Discover 3

(Rick Simeone) #1

38 DISCOVERMAGAZINE.COM


Dragonfly’s multiple lenses serve as checks on one
another for stray light, and their internal surfaces
are treated with an anti-reflective coating. The lenses
are hooked up to CCDs, which van Dokkum says
are finally getting good enough to distinguish the
universe’s mostly ghostly galaxies. “Even now,” he
says, “we’re only scratching the surface.”
Traditional mirrored telescopes can still help.
Inspired by van Dokkum’s find, Stony Brook
University’s Jin Koda and colleagues looked through
recent Coma Cluster observations from the 8.2-meter
Subaru telescope in Hawaii. The researchers found
854 ultra-diffuse galaxies, with over 300 stretching
to the Milky Way’s size. This boatload had gone
unnoticed because astronomers previously assumed
luminous traces of the galaxies in Coma indicated
small, insignificant bodies, and not just the most
visible central regions of otherwise very dim objects
— the tips of galactic icebergs, as it were.

GRASPING IN THE DARK
The newfound dim galaxies in Coma are
strange beasts, and they hark back to
some of the faint galaxies first uncovered
in the late 1980s. Almost entirely gasless,
round and thinly stocked with old red
stars, they have apparently survived
for eons in a dense environment of
visible galaxies. Those comparatively
gas- and mass-rich conspicuous
galaxies and their environs should have
gravitationally pulled the inconspicuous
galaxies to shreds by now — why they
haven’t is a mystery.

Information supplied:
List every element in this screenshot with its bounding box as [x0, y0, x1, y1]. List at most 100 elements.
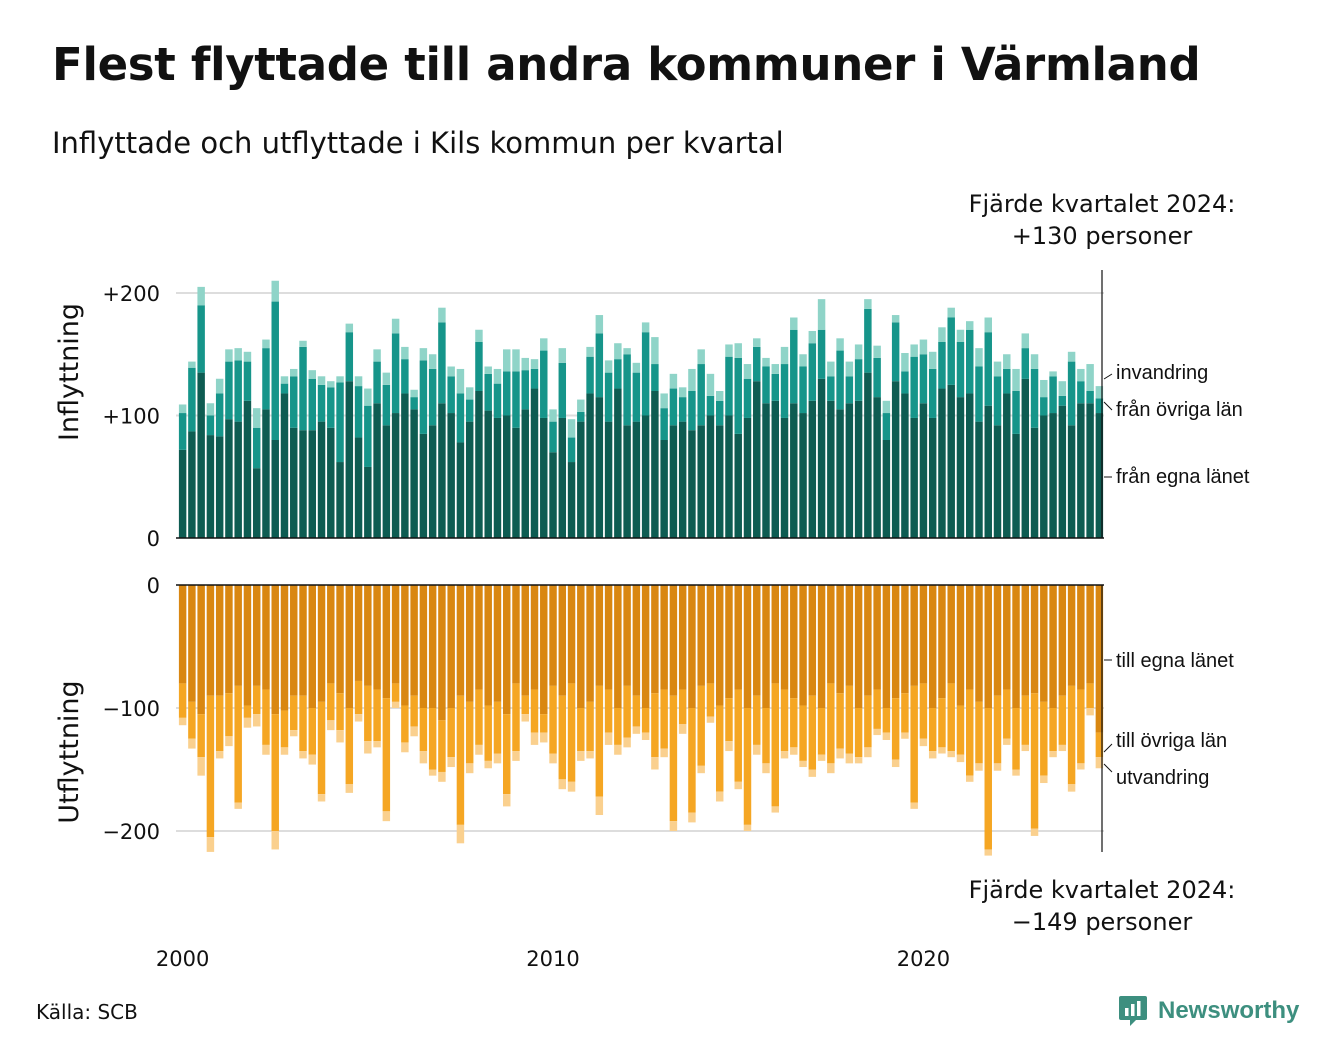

Set tasks:
a) In the magazine passage about dim galaxies, rewrite the paragraph beginning "Traditional mirrored telescopes can still help" more briefly, keeping its main facts.
b) Write out the part of the magazine passage about dim galaxies from "(Rick Simeone) #1" up to and including "can still help.".

Answers below:
a) Mirrored telescopes are still useful. Prompted by van Dokkum's discovery, Jin Koda of Stony Brook University and colleagues reviewed recent Coma Cluster observations from the 8.2-meter Subaru telescope in Hawaii. They found 854 ultra-diffuse galaxies, more than 300 of them as large as the Milky Way. These galaxies had been missed because astronomers took their bright traces in Coma for small, insignificant bodies. The traces were actually the visible centers of otherwise very dim objects.

b)
(Rick Simeone) #1

38 DISCOVERMAGAZINE.COM


Dragonfly’s multiple lenses serve as checks on one
another for stray light, and their internal surfaces
are treated with an anti-reflective coating. The lenses
are hooked up to CCDs, which van Dokkum says
are finally getting good enough to distinguish the
universe’s mostly ghostly galaxies. “Even now,” he
says, “we’re only scratching the surface.”
Traditional mirrored telescopes can still help.